- _Problem to solve_
Give all of the lines again exactly as they read.

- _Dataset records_
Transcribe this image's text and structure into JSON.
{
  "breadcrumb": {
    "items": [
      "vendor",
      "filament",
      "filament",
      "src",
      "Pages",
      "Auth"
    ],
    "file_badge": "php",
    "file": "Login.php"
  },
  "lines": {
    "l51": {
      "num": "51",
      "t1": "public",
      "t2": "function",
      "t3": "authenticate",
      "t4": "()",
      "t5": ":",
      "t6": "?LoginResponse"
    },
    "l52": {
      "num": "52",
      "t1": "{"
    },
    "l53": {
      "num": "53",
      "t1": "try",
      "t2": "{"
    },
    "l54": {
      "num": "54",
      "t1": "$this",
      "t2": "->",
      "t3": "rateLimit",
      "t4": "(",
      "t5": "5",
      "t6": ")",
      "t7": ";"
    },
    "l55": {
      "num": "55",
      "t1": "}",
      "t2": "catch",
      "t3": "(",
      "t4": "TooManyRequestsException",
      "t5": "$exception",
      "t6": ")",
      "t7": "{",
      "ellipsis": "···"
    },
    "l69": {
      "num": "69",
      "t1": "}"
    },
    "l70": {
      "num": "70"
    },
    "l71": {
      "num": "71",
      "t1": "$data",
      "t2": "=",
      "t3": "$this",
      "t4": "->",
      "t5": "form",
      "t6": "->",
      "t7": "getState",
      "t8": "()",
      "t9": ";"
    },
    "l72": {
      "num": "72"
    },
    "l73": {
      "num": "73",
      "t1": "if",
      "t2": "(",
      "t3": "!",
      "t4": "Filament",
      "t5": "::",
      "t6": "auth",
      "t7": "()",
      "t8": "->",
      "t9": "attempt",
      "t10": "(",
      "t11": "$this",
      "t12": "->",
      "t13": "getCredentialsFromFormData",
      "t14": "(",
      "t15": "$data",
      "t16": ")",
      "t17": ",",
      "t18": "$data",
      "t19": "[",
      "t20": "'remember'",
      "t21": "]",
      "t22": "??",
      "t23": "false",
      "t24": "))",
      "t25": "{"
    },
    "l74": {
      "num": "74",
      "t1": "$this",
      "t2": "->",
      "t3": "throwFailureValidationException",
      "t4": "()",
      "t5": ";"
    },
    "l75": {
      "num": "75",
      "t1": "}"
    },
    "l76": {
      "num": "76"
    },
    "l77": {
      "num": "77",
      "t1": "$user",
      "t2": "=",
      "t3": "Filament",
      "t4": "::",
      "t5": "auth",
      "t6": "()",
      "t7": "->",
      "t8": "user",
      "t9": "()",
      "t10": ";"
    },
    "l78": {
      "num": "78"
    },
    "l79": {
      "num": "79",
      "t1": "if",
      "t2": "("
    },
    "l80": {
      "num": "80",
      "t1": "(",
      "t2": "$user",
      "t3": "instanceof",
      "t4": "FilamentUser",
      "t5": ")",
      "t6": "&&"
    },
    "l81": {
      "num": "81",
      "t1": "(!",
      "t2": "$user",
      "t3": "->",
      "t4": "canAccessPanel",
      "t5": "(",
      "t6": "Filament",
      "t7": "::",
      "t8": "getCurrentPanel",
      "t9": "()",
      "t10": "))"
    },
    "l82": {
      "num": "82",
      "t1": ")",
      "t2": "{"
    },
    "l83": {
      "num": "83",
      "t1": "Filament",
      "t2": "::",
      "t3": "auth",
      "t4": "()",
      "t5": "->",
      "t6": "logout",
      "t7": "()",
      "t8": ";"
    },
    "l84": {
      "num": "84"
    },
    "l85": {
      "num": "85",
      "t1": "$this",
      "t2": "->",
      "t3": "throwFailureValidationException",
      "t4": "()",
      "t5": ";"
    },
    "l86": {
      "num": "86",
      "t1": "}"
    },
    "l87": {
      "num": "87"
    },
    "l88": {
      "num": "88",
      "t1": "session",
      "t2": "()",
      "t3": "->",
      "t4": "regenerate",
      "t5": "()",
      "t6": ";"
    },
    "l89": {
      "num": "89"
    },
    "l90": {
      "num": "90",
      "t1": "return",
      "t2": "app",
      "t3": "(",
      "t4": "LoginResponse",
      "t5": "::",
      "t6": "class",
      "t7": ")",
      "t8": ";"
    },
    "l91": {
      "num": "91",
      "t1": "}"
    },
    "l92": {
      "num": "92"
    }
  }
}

- _The output_
Transcribe this image's text and structure into JSON.
{
  "breadcrumb": {
    "items": [
      "vendor",
      "filament",
      "filament",
      "src",
      "Pages",
      "Auth"
    ],
    "file_badge": "php",
    "file": "Login.php"
  },
  "lines": {
    "l51": {
      "num": "51",
      "t1": "public",
      "t2": "function",
      "t3": "authenticate",
      "t4": "()",
      "t5": ":",
      "t6": "?LoginResponse"
    },
    "l52": {
      "num": "52",
      "t1": "{"
    },
    "l53": {
      "num": "53",
      "t1": "try",
      "t2": "{"
    },
    "l54": {
      "num": "54",
      "t1": "$this",
      "t2": "->",
      "t3": "rateLimit",
      "t4": "(",
      "t5": "5",
      "t6": ")",
      "t7": ";"
    },
    "l55": {
      "num": "55",
      "t1": "}",
      "t2": "catch",
      "t3": "(",
      "t4": "TooManyRequestsException",
      "t5": "$exception",
      "t6": ")",
      "t7": "{",
      "ellipsis": "···"
    },
    "l69": {
      "num": "69",
      "t1": "}"
    },
    "l70": {
      "num": "70"
    },
    "l71": {
      "num": "71",
      "t1": "$data",
      "t2": "=",
      "t3": "$this",
      "t4": "->",
      "t5": "form",
      "t6": "->",
      "t7": "getState",
      "t8": "()",
      "t9": ";"
    },
    "l72": {
      "num": "72"
    },
    "l73": {
      "num": "73",
      "t1": "if",
      "t2": "(",
      "t3": "!",
      "t4": "Filament",
      "t5": "::",
      "t6": "auth",
      "t7": "()",
      "t8": "->",
      "t9": "attempt",
      "t10": "(",
      "t11": "$this",
      "t12": "->",
      "t13": "getCredentialsFromFormData",
      "t14": "(",
      "t15": "$data",
      "t16": ")",
      "t17": ",",
      "t18": "$data",
      "t19": "[",
      "t20": "'remember'",
      "t21": "]",
      "t22": "??",
      "t23": "false",
      "t24": "))",
      "t25": "{"
    },
    "l74": {
      "num": "74",
      "t1": "$this",
      "t2": "->",
      "t3": "throwFailureValidationException",
      "t4": "()",
      "t5": ";"
    },
    "l75": {
      "num": "75",
      "t1": "}"
    },
    "l76": {
      "num": "76"
    },
    "l77": {
      "num": "77",
      "t1": "$user",
      "t2": "=",
      "t3": "Filament",
      "t4": "::",
      "t5": "auth",
      "t6": "()",
      "t7": "->",
      "t8": "user",
      "t9": "()",
      "t10": ";"
    },
    "l78": {
      "num": "78"
    },
    "l79": {
      "num": "79",
      "t1": "if",
      "t2": "("
    },
    "l80": {
      "num": "80",
      "t1": "(",
      "t2": "$user",
      "t3": "instanceof",
      "t4": "FilamentUser",
      "t5": ")",
      "t6": "&&"
    },
    "l81": {
      "num": "81",
      "t1": "(!",
      "t2": "$user",
      "t3": "->",
      "t4": "canAccessPanel",
      "t5": "(",
      "t6": "Filament",
      "t7": "::",
      "t8": "getCurrentPanel",
      "t9": "()",
      "t10": "))"
    },
    "l82": {
      "num": "82",
      "t1": ")",
      "t2": "{"
    },
    "l83": {
      "num": "83",
      "t1": "Filament",
      "t2": "::",
      "t3": "auth",
      "t4": "()",
      "t5": "->",
      "t6": "logout",
      "t7": "()",
      "t8": ";"
    },
    "l84": {
      "num": "84"
    },
    "l85": {
      "num": "85",
      "t1": "$this",
      "t2": "->",
      "t3": "throwFailureValidationException",
      "t4": "()",
      "t5": ";"
    },
    "l86": {
      "num": "86",
      "t1": "}"
    },
    "l87": {
      "num": "87"
    },
    "l88": {
      "num": "88",
      "t1": "session",
      "t2": "()",
      "t3": "->",
      "t4": "regenerate",
      "t5": "()",
      "t6": ";"
    },
    "l89": {
      "num": "89"
    },
    "l90": {
      "num": "90",
      "t1": "return",
      "t2": "app",
      "t3": "(",
      "t4": "LoginResponse",
      "t5": "::",
      "t6": "class",
      "t7": ")",
      "t8": ";"
    },
    "l91": {
      "num": "91",
      "t1": "}"
    },
    "l92": {
      "num": "92"
    }
  }
}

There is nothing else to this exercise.